# Input for this task

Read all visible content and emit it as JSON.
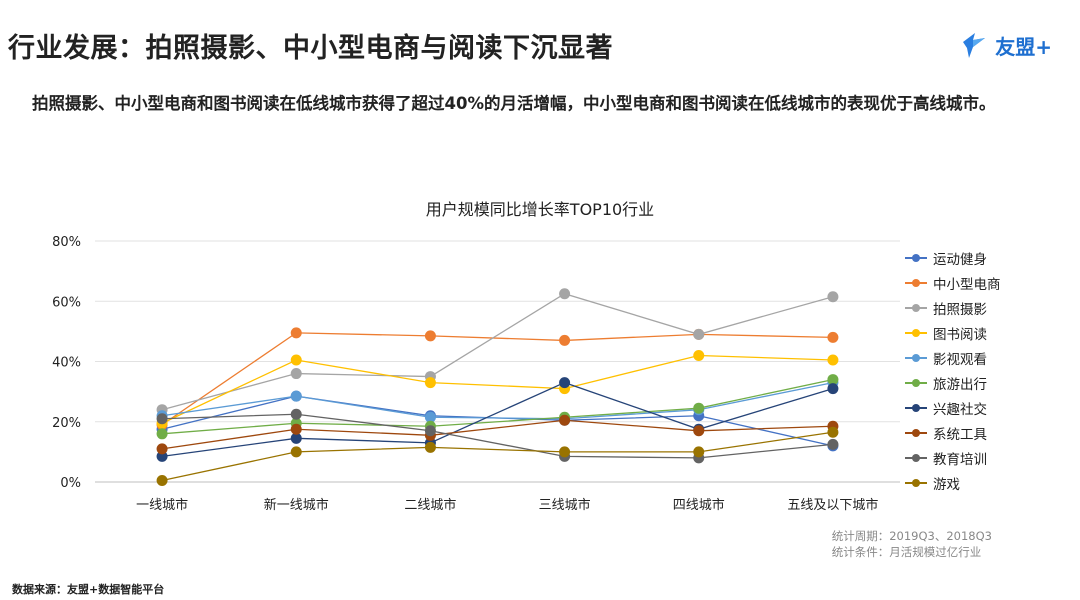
{
  "header": {
    "title": "行业发展：拍照摄影、中小型电商与阅读下沉显著",
    "logo_text": "友盟+"
  },
  "subtitle": "拍照摄影、中小型电商和图书阅读在低线城市获得了超过40%的月活增幅，中小型电商和图书阅读在低线城市的表现优于高线城市。",
  "footer": {
    "note_line1": "统计周期：2019Q3、2018Q3",
    "note_line2": "统计条件：月活规模过亿行业",
    "source": "数据来源：友盟+数据智能平台"
  },
  "chart_data": {
    "type": "line",
    "title": "用户规模同比增长率TOP10行业",
    "categories": [
      "一线城市",
      "新一线城市",
      "二线城市",
      "三线城市",
      "四线城市",
      "五线及以下城市"
    ],
    "ylim": [
      0,
      80
    ],
    "yticks": [
      0,
      20,
      40,
      60,
      80
    ],
    "ytick_labels": [
      "0%",
      "20%",
      "40%",
      "60%",
      "80%"
    ],
    "grid": true,
    "legend_position": "right",
    "series": [
      {
        "name": "运动健身",
        "color": "#4472c4",
        "values": [
          17.5,
          28.5,
          22,
          20.5,
          22,
          12
        ]
      },
      {
        "name": "中小型电商",
        "color": "#ed7d31",
        "values": [
          19,
          49.5,
          48.5,
          47,
          49,
          48
        ]
      },
      {
        "name": "拍照摄影",
        "color": "#a5a5a5",
        "values": [
          24,
          36,
          35,
          62.5,
          49,
          61.5
        ]
      },
      {
        "name": "图书阅读",
        "color": "#ffc000",
        "values": [
          19.5,
          40.5,
          33,
          31,
          42,
          40.5
        ]
      },
      {
        "name": "影视观看",
        "color": "#5b9bd5",
        "values": [
          22,
          28.5,
          21.5,
          21,
          24,
          33
        ]
      },
      {
        "name": "旅游出行",
        "color": "#70ad47",
        "values": [
          16,
          19.5,
          18.5,
          21.5,
          24.5,
          34
        ]
      },
      {
        "name": "兴趣社交",
        "color": "#264478",
        "values": [
          8.5,
          14.5,
          13,
          33,
          17.5,
          31
        ]
      },
      {
        "name": "系统工具",
        "color": "#9e480e",
        "values": [
          11,
          17.5,
          15.5,
          20.5,
          17,
          18.5
        ]
      },
      {
        "name": "教育培训",
        "color": "#636363",
        "values": [
          21,
          22.5,
          17,
          8.5,
          8,
          12.5
        ]
      },
      {
        "name": "游戏",
        "color": "#997300",
        "values": [
          0.5,
          10,
          11.5,
          10,
          10,
          16.5
        ]
      }
    ]
  }
}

# What is asked
The answer is a single number: how many lines include the word "拍照摄影"?

# Answer
3